What to do:
Check every line in the records below for the word "series" and report how many have it, nothing more.
--
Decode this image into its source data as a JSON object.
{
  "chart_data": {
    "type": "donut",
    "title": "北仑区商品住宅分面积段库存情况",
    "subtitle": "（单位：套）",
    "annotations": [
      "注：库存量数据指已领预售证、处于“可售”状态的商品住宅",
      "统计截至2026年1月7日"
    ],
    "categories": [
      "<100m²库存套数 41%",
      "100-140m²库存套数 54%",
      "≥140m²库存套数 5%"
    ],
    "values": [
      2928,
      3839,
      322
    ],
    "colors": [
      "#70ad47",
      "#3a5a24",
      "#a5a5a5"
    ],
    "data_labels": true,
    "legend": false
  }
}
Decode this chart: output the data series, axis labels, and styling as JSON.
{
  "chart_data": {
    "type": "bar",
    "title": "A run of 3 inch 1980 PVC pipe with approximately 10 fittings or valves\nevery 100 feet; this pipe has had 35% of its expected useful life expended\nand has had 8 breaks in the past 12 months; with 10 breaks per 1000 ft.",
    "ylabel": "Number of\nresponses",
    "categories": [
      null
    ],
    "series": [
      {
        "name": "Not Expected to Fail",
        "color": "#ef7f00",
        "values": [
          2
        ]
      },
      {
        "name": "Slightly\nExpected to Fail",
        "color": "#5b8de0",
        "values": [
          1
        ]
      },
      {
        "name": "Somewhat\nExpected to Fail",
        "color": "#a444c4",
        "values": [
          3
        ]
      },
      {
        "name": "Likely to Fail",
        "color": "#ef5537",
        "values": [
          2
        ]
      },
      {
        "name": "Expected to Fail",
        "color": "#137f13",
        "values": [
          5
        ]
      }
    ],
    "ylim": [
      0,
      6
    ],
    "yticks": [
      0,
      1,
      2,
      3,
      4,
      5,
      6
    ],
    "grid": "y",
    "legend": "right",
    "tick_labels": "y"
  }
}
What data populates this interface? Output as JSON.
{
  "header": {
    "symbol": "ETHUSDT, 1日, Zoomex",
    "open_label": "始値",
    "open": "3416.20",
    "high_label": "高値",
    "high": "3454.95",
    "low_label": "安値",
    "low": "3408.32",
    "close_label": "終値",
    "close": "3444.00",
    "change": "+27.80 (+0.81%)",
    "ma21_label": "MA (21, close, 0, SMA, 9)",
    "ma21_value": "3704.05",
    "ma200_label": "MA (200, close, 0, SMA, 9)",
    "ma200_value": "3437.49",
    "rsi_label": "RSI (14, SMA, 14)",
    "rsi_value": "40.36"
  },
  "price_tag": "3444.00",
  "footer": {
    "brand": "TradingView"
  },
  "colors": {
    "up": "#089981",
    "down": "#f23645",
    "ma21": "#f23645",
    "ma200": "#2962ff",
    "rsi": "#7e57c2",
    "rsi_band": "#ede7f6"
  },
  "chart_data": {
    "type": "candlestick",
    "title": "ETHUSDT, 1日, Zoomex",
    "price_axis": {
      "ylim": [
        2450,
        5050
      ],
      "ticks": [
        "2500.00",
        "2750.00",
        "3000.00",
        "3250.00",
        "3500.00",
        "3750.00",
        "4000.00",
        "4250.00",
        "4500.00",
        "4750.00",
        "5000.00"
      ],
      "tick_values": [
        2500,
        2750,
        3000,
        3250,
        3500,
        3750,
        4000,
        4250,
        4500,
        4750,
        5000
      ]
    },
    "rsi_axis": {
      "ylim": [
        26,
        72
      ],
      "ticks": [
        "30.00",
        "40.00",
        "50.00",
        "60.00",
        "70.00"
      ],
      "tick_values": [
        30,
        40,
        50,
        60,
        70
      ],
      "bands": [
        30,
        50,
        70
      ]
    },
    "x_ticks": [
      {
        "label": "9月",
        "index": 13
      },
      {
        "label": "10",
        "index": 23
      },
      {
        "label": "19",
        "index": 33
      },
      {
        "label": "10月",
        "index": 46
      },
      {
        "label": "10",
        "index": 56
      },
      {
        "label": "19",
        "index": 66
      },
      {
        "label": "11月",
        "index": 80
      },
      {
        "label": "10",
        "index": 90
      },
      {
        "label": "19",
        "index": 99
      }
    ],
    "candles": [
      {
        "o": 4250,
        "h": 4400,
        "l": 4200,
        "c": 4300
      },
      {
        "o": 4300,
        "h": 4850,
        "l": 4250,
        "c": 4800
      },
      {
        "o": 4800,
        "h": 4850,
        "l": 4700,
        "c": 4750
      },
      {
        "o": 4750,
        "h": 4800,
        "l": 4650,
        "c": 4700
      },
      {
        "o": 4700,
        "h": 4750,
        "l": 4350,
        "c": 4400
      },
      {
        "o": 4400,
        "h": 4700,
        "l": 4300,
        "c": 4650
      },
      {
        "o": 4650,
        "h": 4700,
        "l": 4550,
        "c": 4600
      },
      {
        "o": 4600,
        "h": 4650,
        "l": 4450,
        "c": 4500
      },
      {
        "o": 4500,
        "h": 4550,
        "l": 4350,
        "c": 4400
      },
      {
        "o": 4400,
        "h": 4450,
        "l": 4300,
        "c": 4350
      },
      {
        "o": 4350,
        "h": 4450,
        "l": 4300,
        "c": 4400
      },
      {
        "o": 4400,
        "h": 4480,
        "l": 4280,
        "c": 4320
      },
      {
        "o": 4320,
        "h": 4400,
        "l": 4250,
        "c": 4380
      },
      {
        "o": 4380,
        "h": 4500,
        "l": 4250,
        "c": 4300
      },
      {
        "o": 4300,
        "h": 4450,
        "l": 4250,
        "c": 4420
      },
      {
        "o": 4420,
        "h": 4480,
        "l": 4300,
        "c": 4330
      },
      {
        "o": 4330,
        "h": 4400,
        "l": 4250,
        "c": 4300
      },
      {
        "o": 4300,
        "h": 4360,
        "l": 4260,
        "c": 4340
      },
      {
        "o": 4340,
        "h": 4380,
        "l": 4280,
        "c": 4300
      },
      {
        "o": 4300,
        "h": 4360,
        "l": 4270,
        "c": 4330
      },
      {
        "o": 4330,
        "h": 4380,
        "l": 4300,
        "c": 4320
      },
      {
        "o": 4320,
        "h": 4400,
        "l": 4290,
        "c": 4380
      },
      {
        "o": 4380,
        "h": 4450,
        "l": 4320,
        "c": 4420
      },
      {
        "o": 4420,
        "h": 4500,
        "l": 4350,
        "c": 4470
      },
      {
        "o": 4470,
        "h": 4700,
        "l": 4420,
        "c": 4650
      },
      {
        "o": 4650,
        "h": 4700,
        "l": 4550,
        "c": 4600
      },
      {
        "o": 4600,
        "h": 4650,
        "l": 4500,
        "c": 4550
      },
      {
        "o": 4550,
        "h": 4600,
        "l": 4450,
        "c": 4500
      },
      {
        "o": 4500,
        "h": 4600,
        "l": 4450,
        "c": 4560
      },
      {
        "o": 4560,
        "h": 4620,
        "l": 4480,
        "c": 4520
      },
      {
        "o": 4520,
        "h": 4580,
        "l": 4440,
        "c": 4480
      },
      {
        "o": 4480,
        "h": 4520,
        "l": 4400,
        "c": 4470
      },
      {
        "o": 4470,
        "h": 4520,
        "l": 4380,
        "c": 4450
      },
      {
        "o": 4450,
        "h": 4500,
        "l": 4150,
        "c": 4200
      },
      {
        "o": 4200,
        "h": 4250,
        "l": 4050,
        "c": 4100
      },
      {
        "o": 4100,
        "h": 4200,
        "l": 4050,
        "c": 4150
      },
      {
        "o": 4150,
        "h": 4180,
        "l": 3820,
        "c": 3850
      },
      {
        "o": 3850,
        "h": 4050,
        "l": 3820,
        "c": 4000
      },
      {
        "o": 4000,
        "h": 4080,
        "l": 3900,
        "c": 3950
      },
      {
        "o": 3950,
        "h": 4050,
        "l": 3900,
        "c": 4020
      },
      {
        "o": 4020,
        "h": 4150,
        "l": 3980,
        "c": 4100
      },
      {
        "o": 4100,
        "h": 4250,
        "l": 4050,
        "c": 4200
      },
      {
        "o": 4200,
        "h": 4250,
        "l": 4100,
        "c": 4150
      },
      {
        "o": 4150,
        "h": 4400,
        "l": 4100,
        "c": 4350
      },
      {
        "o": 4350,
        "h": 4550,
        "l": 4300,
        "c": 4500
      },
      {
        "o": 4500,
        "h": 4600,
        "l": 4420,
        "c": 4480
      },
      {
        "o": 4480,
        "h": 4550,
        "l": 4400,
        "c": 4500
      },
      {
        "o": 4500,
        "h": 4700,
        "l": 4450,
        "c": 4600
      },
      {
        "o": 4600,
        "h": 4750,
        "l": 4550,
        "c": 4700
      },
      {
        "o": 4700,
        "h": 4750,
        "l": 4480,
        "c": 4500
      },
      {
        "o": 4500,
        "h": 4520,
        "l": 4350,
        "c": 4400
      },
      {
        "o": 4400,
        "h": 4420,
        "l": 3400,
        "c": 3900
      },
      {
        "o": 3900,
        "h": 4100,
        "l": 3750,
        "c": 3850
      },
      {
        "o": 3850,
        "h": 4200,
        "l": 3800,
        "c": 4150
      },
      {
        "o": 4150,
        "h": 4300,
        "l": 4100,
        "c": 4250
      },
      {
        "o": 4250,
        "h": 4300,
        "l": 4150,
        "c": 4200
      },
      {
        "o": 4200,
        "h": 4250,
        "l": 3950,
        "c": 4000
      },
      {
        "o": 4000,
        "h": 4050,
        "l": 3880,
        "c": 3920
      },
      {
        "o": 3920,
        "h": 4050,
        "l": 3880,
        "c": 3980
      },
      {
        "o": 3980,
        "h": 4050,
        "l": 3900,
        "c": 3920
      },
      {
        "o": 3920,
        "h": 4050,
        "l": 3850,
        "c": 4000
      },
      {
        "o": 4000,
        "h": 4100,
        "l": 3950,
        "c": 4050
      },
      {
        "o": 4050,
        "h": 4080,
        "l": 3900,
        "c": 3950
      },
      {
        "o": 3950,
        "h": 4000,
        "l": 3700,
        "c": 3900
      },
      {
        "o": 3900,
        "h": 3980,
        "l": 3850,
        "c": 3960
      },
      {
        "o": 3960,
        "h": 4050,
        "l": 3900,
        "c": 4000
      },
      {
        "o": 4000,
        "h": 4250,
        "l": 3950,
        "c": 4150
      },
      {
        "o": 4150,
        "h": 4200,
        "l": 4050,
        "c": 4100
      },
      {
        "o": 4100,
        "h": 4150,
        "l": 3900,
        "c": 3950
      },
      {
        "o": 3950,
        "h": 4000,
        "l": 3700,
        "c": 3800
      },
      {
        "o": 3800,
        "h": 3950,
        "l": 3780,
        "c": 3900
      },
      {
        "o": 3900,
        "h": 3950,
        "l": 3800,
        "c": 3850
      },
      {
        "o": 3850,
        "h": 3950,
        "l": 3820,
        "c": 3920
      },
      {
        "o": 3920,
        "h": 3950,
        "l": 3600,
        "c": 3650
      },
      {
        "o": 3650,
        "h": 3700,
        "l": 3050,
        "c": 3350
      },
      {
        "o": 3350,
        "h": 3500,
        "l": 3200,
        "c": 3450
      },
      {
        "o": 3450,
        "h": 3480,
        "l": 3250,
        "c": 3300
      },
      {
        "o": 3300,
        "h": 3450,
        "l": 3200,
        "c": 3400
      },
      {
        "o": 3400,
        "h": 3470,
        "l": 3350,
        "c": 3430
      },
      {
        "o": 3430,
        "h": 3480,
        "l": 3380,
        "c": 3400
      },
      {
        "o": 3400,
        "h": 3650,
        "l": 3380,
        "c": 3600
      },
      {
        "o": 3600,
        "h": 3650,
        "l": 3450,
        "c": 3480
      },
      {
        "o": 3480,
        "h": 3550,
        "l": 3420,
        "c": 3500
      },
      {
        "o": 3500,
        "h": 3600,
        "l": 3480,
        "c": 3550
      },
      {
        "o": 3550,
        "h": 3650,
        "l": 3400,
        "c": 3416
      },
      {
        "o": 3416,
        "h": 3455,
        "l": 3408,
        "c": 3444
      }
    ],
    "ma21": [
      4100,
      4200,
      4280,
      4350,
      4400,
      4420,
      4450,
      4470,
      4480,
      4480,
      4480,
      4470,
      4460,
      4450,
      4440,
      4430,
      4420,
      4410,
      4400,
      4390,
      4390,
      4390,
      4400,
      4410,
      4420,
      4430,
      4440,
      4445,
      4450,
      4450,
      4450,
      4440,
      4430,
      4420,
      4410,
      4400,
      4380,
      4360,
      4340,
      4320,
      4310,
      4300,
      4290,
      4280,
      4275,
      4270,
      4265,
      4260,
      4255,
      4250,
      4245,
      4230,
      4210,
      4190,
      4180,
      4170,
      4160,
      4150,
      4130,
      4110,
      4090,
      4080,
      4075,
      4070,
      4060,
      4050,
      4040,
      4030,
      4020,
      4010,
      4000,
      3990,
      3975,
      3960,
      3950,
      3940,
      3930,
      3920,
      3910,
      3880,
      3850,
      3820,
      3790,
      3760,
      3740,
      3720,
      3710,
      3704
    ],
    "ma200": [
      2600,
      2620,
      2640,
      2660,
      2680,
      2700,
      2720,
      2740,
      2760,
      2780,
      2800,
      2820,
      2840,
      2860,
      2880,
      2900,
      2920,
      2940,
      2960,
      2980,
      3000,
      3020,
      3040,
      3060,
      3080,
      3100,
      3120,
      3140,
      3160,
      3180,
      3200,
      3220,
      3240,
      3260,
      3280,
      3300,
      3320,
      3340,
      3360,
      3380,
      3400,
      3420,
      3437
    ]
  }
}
--
Task response:
2